Return every line below as is, leaving out the pictures.

━━ Dataset ━━

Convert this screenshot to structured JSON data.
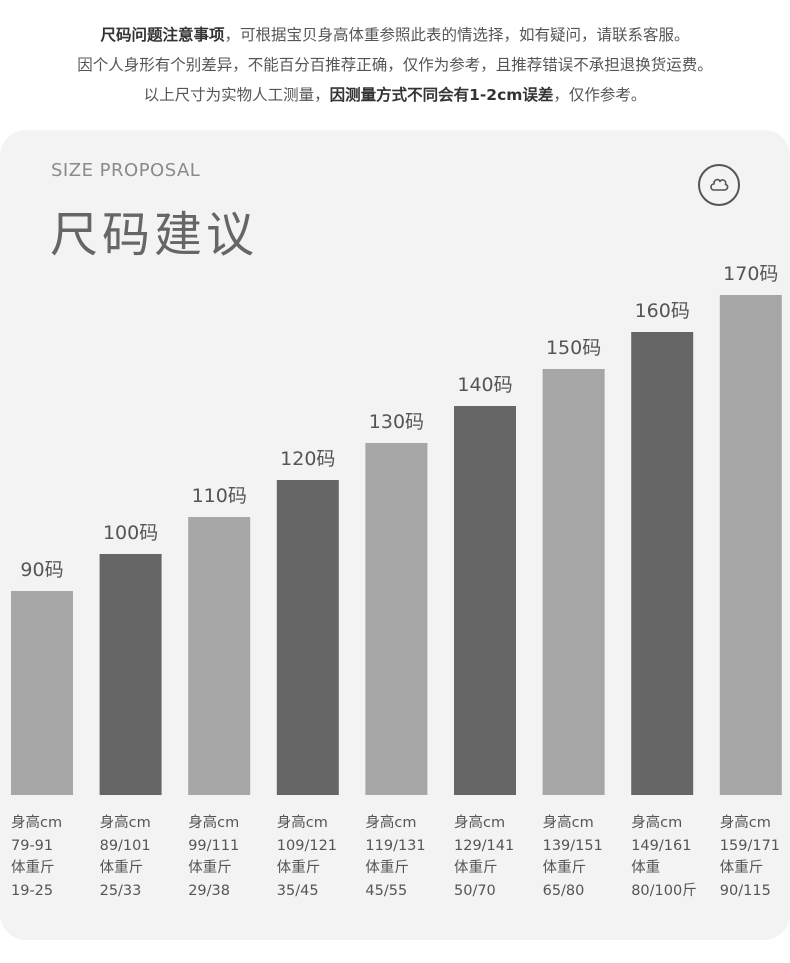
{
  "notice": {
    "line1_bold": "尺码问题注意事项",
    "line1_rest": "，可根据宝贝身高体重参照此表的情选择，如有疑问，请联系客服。",
    "line2": "因个人身形有个别差异，不能百分百推荐正确，仅作为参考，且推荐错误不承担退换货运费。",
    "line3_pre": "以上尺寸为实物人工测量，",
    "line3_bold": "因测量方式不同会有1-2cm误差",
    "line3_post": "，仅作参考。"
  },
  "header": {
    "label_en": "SIZE PROPOSAL",
    "title": "尺码建议",
    "logo_icon": "cloud-logo-icon"
  },
  "colors": {
    "light_bar": "#a6a6a6",
    "dark_bar": "#666666",
    "card_bg": "#f3f3f3"
  },
  "chart_data": {
    "type": "bar",
    "categories": [
      "90码",
      "100码",
      "110码",
      "120码",
      "130码",
      "140码",
      "150码",
      "160码",
      "170码"
    ],
    "values": [
      90,
      100,
      110,
      120,
      130,
      140,
      150,
      160,
      170
    ],
    "ylabel": "",
    "xlabel": ""
  },
  "sizes": [
    {
      "height_label": "身高cm",
      "height": "79-91",
      "weight_label": "体重斤",
      "weight": "19-25"
    },
    {
      "height_label": "身高cm",
      "height": "89/101",
      "weight_label": "体重斤",
      "weight": "25/33"
    },
    {
      "height_label": "身高cm",
      "height": "99/111",
      "weight_label": "体重斤",
      "weight": "29/38"
    },
    {
      "height_label": "身高cm",
      "height": "109/121",
      "weight_label": "体重斤",
      "weight": "35/45"
    },
    {
      "height_label": "身高cm",
      "height": "119/131",
      "weight_label": "体重斤",
      "weight": "45/55"
    },
    {
      "height_label": "身高cm",
      "height": "129/141",
      "weight_label": "体重斤",
      "weight": "50/70"
    },
    {
      "height_label": "身高cm",
      "height": "139/151",
      "weight_label": "体重斤",
      "weight": "65/80"
    },
    {
      "height_label": "身高cm",
      "height": "149/161",
      "weight_label": "体重",
      "weight": "80/100斤"
    },
    {
      "height_label": "身高cm",
      "height": "159/171",
      "weight_label": "体重斤",
      "weight": "90/115"
    }
  ]
}
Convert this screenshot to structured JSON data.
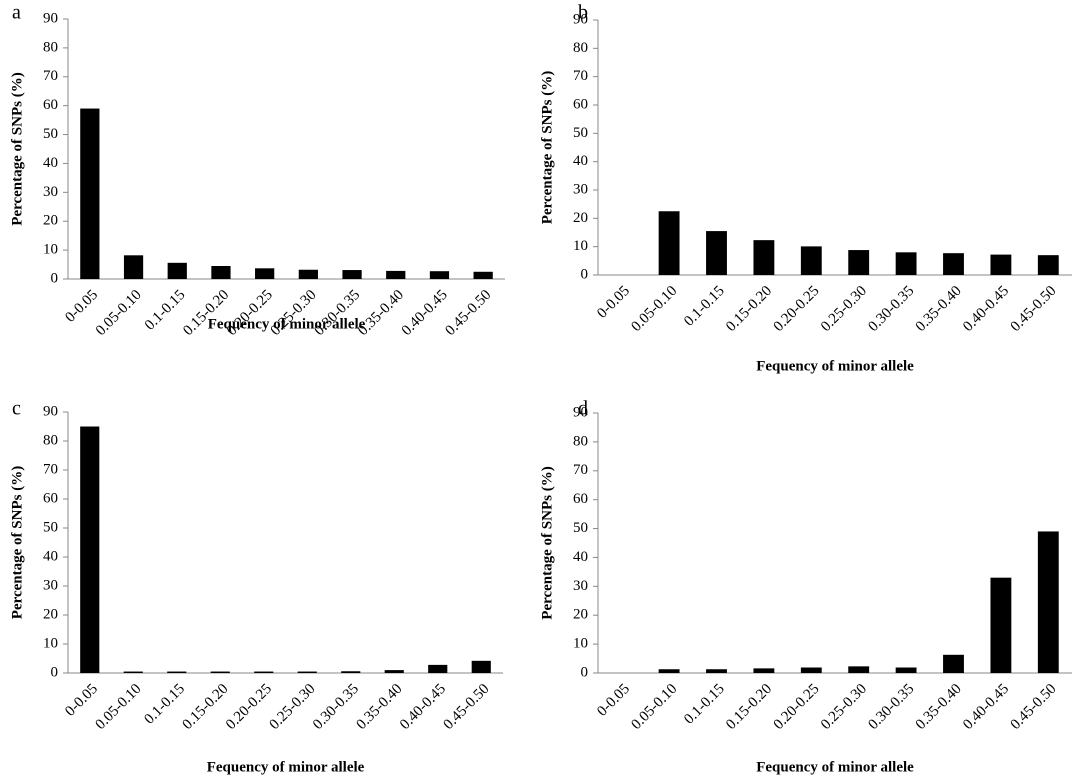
{
  "chart_data": [
    {
      "type": "bar",
      "panel_label": "a",
      "ylabel": "Percentage of SNPs (%)",
      "xlabel": "Fequency of minor allele",
      "categories": [
        "0-0.05",
        "0.05-0.10",
        "0.1-0.15",
        "0.15-0.20",
        "0.20-0.25",
        "0.25-0.30",
        "0.30-0.35",
        "0.35-0.40",
        "0.40-0.45",
        "0.45-0.50"
      ],
      "values": [
        59,
        8.2,
        5.6,
        4.5,
        3.7,
        3.2,
        3.1,
        2.8,
        2.7,
        2.5
      ],
      "color": "#000000",
      "ylim": [
        0,
        90
      ],
      "yticks": [
        0,
        10,
        20,
        30,
        40,
        50,
        60,
        70,
        80,
        90
      ]
    },
    {
      "type": "bar",
      "panel_label": "b",
      "ylabel": "Percentage of SNPs (%)",
      "xlabel": "Fequency of minor allele",
      "categories": [
        "0-0.05",
        "0.05-0.10",
        "0.1-0.15",
        "0.15-0.20",
        "0.20-0.25",
        "0.25-0.30",
        "0.30-0.35",
        "0.35-0.40",
        "0.40-0.45",
        "0.45-0.50"
      ],
      "values": [
        0,
        22.5,
        15.5,
        12.3,
        10.1,
        8.8,
        8.0,
        7.7,
        7.2,
        7.0
      ],
      "color": "#000000",
      "ylim": [
        0,
        90
      ],
      "yticks": [
        0,
        10,
        20,
        30,
        40,
        50,
        60,
        70,
        80,
        90
      ]
    },
    {
      "type": "bar",
      "panel_label": "c",
      "ylabel": "Percentage of SNPs (%)",
      "xlabel": "Fequency of minor allele",
      "categories": [
        "0-0.05",
        "0.05-0.10",
        "0.1-0.15",
        "0.15-0.20",
        "0.20-0.25",
        "0.25-0.30",
        "0.30-0.35",
        "0.35-0.40",
        "0.40-0.45",
        "0.45-0.50"
      ],
      "values": [
        85,
        0.5,
        0.5,
        0.5,
        0.5,
        0.5,
        0.6,
        1.0,
        2.8,
        4.2
      ],
      "color": "#000000",
      "ylim": [
        0,
        90
      ],
      "yticks": [
        0,
        10,
        20,
        30,
        40,
        50,
        60,
        70,
        80,
        90
      ]
    },
    {
      "type": "bar",
      "panel_label": "d",
      "ylabel": "Percentage of SNPs (%)",
      "xlabel": "Fequency of minor allele",
      "categories": [
        "0-0.05",
        "0.05-0.10",
        "0.1-0.15",
        "0.15-0.20",
        "0.20-0.25",
        "0.25-0.30",
        "0.30-0.35",
        "0.35-0.40",
        "0.40-0.45",
        "0.45-0.50"
      ],
      "values": [
        0,
        1.3,
        1.3,
        1.6,
        1.9,
        2.3,
        1.9,
        6.3,
        33,
        49
      ],
      "color": "#000000",
      "ylim": [
        0,
        90
      ],
      "yticks": [
        0,
        10,
        20,
        30,
        40,
        50,
        60,
        70,
        80,
        90
      ]
    }
  ]
}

━━━

Full output:
Convert this screenshot to structured JSON data.
{
  "notice": {
    "line1_bold": "尺码问题注意事项",
    "line1_rest": "，可根据宝贝身高体重参照此表的情选择，如有疑问，请联系客服。",
    "line2": "因个人身形有个别差异，不能百分百推荐正确，仅作为参考，且推荐错误不承担退换货运费。",
    "line3_pre": "以上尺寸为实物人工测量，",
    "line3_bold": "因测量方式不同会有1-2cm误差",
    "line3_post": "，仅作参考。"
  },
  "header": {
    "label_en": "SIZE PROPOSAL",
    "title": "尺码建议",
    "logo_icon": "cloud-logo-icon"
  },
  "colors": {
    "light_bar": "#a6a6a6",
    "dark_bar": "#666666",
    "card_bg": "#f3f3f3"
  },
  "chart_data": {
    "type": "bar",
    "categories": [
      "90码",
      "100码",
      "110码",
      "120码",
      "130码",
      "140码",
      "150码",
      "160码",
      "170码"
    ],
    "values": [
      90,
      100,
      110,
      120,
      130,
      140,
      150,
      160,
      170
    ],
    "ylabel": "",
    "xlabel": ""
  },
  "sizes": [
    {
      "height_label": "身高cm",
      "height": "79-91",
      "weight_label": "体重斤",
      "weight": "19-25"
    },
    {
      "height_label": "身高cm",
      "height": "89/101",
      "weight_label": "体重斤",
      "weight": "25/33"
    },
    {
      "height_label": "身高cm",
      "height": "99/111",
      "weight_label": "体重斤",
      "weight": "29/38"
    },
    {
      "height_label": "身高cm",
      "height": "109/121",
      "weight_label": "体重斤",
      "weight": "35/45"
    },
    {
      "height_label": "身高cm",
      "height": "119/131",
      "weight_label": "体重斤",
      "weight": "45/55"
    },
    {
      "height_label": "身高cm",
      "height": "129/141",
      "weight_label": "体重斤",
      "weight": "50/70"
    },
    {
      "height_label": "身高cm",
      "height": "139/151",
      "weight_label": "体重斤",
      "weight": "65/80"
    },
    {
      "height_label": "身高cm",
      "height": "149/161",
      "weight_label": "体重",
      "weight": "80/100斤"
    },
    {
      "height_label": "身高cm",
      "height": "159/171",
      "weight_label": "体重斤",
      "weight": "90/115"
    }
  ]
}
Convert this screenshot to structured JSON data.
{
  "chart_data": [
    {
      "type": "bar",
      "panel_label": "a",
      "ylabel": "Percentage of SNPs (%)",
      "xlabel": "Fequency of minor allele",
      "categories": [
        "0-0.05",
        "0.05-0.10",
        "0.1-0.15",
        "0.15-0.20",
        "0.20-0.25",
        "0.25-0.30",
        "0.30-0.35",
        "0.35-0.40",
        "0.40-0.45",
        "0.45-0.50"
      ],
      "values": [
        59,
        8.2,
        5.6,
        4.5,
        3.7,
        3.2,
        3.1,
        2.8,
        2.7,
        2.5
      ],
      "color": "#000000",
      "ylim": [
        0,
        90
      ],
      "yticks": [
        0,
        10,
        20,
        30,
        40,
        50,
        60,
        70,
        80,
        90
      ]
    },
    {
      "type": "bar",
      "panel_label": "b",
      "ylabel": "Percentage of SNPs (%)",
      "xlabel": "Fequency of minor allele",
      "categories": [
        "0-0.05",
        "0.05-0.10",
        "0.1-0.15",
        "0.15-0.20",
        "0.20-0.25",
        "0.25-0.30",
        "0.30-0.35",
        "0.35-0.40",
        "0.40-0.45",
        "0.45-0.50"
      ],
      "values": [
        0,
        22.5,
        15.5,
        12.3,
        10.1,
        8.8,
        8.0,
        7.7,
        7.2,
        7.0
      ],
      "color": "#000000",
      "ylim": [
        0,
        90
      ],
      "yticks": [
        0,
        10,
        20,
        30,
        40,
        50,
        60,
        70,
        80,
        90
      ]
    },
    {
      "type": "bar",
      "panel_label": "c",
      "ylabel": "Percentage of SNPs (%)",
      "xlabel": "Fequency of minor allele",
      "categories": [
        "0-0.05",
        "0.05-0.10",
        "0.1-0.15",
        "0.15-0.20",
        "0.20-0.25",
        "0.25-0.30",
        "0.30-0.35",
        "0.35-0.40",
        "0.40-0.45",
        "0.45-0.50"
      ],
      "values": [
        85,
        0.5,
        0.5,
        0.5,
        0.5,
        0.5,
        0.6,
        1.0,
        2.8,
        4.2
      ],
      "color": "#000000",
      "ylim": [
        0,
        90
      ],
      "yticks": [
        0,
        10,
        20,
        30,
        40,
        50,
        60,
        70,
        80,
        90
      ]
    },
    {
      "type": "bar",
      "panel_label": "d",
      "ylabel": "Percentage of SNPs (%)",
      "xlabel": "Fequency of minor allele",
      "categories": [
        "0-0.05",
        "0.05-0.10",
        "0.1-0.15",
        "0.15-0.20",
        "0.20-0.25",
        "0.25-0.30",
        "0.30-0.35",
        "0.35-0.40",
        "0.40-0.45",
        "0.45-0.50"
      ],
      "values": [
        0,
        1.3,
        1.3,
        1.6,
        1.9,
        2.3,
        1.9,
        6.3,
        33,
        49
      ],
      "color": "#000000",
      "ylim": [
        0,
        90
      ],
      "yticks": [
        0,
        10,
        20,
        30,
        40,
        50,
        60,
        70,
        80,
        90
      ]
    }
  ]
}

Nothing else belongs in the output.